------ RECORDS PROVIDED

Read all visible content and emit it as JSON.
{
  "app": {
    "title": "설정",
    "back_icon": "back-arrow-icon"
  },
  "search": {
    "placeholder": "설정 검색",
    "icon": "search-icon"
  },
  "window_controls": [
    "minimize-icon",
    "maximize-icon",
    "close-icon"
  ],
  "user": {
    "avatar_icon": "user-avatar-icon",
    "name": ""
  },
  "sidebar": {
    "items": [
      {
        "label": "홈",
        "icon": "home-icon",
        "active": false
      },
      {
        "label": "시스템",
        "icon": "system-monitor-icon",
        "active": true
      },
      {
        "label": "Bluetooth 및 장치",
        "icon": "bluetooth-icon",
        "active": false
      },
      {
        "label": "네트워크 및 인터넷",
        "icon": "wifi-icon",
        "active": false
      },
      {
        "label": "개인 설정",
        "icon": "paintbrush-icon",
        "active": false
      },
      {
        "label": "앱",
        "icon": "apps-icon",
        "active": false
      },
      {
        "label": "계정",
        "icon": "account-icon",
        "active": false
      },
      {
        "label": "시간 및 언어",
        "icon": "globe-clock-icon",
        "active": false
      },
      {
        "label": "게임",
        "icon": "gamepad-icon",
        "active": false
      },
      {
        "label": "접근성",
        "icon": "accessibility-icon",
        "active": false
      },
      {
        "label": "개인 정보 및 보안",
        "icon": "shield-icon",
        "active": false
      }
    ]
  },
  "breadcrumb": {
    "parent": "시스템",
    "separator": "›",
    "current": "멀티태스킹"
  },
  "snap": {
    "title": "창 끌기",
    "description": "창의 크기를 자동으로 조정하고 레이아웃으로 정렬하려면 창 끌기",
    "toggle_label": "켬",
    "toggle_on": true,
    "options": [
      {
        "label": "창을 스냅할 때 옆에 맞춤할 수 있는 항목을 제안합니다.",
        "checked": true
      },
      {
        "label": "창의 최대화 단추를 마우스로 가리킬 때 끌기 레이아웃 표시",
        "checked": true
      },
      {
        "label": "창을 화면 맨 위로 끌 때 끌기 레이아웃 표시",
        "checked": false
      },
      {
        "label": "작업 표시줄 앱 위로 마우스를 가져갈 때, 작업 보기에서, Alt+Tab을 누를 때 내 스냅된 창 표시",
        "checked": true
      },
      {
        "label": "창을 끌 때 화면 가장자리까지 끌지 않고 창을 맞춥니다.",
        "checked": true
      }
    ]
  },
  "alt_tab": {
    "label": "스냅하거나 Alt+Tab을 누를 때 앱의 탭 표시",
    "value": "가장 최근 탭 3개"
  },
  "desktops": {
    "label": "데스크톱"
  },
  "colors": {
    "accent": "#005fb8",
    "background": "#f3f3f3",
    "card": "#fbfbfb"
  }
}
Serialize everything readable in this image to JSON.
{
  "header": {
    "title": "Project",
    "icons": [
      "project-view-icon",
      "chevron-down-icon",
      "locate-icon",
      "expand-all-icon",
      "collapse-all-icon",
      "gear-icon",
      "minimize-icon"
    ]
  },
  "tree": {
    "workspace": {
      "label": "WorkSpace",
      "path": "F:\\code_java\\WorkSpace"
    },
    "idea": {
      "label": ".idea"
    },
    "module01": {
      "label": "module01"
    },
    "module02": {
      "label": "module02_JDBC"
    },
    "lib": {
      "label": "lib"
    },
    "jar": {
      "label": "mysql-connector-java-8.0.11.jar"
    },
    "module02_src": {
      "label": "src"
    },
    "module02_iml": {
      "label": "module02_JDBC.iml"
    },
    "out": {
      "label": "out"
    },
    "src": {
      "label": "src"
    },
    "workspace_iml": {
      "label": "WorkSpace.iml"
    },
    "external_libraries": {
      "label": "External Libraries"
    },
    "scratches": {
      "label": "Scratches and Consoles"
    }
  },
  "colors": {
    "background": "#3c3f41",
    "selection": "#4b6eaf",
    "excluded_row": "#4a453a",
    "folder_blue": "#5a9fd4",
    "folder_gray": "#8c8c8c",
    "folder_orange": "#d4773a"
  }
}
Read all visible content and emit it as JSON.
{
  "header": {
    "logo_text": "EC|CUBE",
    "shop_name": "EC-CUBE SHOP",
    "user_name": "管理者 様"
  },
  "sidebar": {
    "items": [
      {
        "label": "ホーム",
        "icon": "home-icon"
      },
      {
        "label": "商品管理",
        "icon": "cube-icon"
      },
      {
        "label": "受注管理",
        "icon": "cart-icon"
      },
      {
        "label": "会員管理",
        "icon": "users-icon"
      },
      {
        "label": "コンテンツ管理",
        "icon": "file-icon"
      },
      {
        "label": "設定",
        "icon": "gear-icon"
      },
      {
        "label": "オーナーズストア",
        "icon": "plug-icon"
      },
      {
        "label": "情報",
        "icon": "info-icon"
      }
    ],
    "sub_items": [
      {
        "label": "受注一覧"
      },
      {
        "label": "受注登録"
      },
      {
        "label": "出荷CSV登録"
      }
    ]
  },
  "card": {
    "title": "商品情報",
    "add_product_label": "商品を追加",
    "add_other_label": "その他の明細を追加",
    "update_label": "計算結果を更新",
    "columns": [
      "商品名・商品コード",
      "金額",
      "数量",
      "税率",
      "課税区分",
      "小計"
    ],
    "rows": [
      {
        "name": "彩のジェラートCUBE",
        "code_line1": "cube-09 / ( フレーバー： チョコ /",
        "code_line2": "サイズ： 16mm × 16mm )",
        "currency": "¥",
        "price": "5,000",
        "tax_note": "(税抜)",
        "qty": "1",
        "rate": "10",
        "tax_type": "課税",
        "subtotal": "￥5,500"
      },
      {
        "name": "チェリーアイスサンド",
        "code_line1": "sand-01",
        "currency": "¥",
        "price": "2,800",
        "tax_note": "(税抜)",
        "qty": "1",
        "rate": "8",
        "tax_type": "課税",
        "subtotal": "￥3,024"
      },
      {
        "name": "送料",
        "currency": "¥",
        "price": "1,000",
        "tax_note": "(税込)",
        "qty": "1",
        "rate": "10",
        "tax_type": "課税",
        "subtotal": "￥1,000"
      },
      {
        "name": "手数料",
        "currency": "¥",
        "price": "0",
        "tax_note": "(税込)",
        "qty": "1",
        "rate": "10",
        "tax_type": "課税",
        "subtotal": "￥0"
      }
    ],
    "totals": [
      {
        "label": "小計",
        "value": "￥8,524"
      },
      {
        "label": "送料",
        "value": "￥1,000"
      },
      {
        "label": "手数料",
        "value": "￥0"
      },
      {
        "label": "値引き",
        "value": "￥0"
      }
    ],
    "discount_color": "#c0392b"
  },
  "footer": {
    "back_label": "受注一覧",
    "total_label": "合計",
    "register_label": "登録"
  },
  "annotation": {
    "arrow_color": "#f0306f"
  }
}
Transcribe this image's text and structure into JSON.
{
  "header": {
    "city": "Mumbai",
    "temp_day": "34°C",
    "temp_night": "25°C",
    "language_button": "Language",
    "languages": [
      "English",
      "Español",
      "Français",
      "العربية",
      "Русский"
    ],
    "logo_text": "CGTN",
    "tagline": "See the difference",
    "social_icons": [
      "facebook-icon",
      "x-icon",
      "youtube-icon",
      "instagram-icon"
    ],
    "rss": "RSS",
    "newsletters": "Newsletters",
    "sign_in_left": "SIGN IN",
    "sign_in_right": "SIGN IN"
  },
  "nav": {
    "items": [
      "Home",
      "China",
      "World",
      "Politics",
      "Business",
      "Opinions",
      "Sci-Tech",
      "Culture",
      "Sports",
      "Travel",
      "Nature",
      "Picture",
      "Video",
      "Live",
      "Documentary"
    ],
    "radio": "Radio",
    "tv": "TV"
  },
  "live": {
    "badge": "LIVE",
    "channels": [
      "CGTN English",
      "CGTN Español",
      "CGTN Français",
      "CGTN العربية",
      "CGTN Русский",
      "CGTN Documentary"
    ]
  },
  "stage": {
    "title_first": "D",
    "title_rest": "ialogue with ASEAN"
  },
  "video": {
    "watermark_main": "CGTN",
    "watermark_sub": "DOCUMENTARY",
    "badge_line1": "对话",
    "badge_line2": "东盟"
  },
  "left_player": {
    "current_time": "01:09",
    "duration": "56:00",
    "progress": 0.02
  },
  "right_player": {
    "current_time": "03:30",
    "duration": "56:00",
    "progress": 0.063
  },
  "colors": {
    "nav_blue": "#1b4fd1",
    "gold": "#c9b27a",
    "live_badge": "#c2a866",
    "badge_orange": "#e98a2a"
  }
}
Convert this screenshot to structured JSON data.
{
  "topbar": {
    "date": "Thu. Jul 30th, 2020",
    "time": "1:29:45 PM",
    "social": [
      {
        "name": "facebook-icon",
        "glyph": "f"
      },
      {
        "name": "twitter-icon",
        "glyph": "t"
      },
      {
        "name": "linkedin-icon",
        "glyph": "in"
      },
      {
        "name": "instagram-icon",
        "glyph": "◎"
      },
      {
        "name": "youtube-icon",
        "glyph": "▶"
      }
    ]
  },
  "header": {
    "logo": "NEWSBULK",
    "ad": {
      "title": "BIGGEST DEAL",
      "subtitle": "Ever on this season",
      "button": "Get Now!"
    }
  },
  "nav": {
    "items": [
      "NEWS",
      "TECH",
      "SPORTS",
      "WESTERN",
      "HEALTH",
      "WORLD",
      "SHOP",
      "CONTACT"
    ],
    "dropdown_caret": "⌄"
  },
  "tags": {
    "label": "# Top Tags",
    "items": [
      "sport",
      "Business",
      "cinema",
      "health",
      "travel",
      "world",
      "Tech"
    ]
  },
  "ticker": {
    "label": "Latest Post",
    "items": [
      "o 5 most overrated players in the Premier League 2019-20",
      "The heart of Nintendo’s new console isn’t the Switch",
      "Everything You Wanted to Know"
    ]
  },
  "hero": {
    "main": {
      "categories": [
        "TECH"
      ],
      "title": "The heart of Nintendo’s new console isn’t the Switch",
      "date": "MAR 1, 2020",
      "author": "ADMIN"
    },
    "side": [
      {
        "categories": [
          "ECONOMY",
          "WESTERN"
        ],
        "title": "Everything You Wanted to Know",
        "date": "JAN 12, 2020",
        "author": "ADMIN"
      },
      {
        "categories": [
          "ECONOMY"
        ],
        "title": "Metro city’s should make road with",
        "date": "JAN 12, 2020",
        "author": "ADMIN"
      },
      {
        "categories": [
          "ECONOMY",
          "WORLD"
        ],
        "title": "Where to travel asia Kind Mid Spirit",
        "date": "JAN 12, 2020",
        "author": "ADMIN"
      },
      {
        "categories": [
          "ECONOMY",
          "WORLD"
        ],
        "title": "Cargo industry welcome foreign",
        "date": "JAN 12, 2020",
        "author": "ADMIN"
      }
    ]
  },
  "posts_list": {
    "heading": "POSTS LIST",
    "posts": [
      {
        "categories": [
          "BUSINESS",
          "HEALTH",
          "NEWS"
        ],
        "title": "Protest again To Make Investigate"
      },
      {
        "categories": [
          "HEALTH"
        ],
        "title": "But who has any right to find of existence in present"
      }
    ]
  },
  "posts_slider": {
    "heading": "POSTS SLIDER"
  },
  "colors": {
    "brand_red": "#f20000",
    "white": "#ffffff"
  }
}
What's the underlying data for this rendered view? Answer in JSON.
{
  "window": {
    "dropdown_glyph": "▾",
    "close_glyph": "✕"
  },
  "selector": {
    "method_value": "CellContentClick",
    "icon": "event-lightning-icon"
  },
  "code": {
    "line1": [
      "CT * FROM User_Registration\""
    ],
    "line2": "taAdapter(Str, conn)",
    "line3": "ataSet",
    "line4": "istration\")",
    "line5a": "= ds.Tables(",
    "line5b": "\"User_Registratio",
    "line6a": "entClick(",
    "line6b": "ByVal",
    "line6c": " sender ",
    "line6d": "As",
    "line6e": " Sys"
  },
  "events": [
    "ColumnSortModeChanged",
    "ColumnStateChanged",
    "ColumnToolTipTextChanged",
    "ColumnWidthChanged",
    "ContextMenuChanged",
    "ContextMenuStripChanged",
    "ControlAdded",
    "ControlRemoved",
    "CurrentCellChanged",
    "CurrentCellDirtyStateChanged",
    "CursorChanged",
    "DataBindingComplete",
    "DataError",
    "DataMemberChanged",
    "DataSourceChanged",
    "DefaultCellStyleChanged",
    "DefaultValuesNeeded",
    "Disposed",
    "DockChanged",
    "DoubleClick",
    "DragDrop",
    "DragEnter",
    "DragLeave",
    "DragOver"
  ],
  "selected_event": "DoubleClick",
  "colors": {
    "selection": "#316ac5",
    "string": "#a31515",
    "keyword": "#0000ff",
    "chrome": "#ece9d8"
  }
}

------------

- **SHORT TASK**: Pull out every line in the material above where "subtotal" occurs.

- **PROBLEM SOLUTION**:
        "subtotal": "￥5,500"
        "subtotal": "￥3,024"
        "subtotal": "￥1,000"
        "subtotal": "￥0"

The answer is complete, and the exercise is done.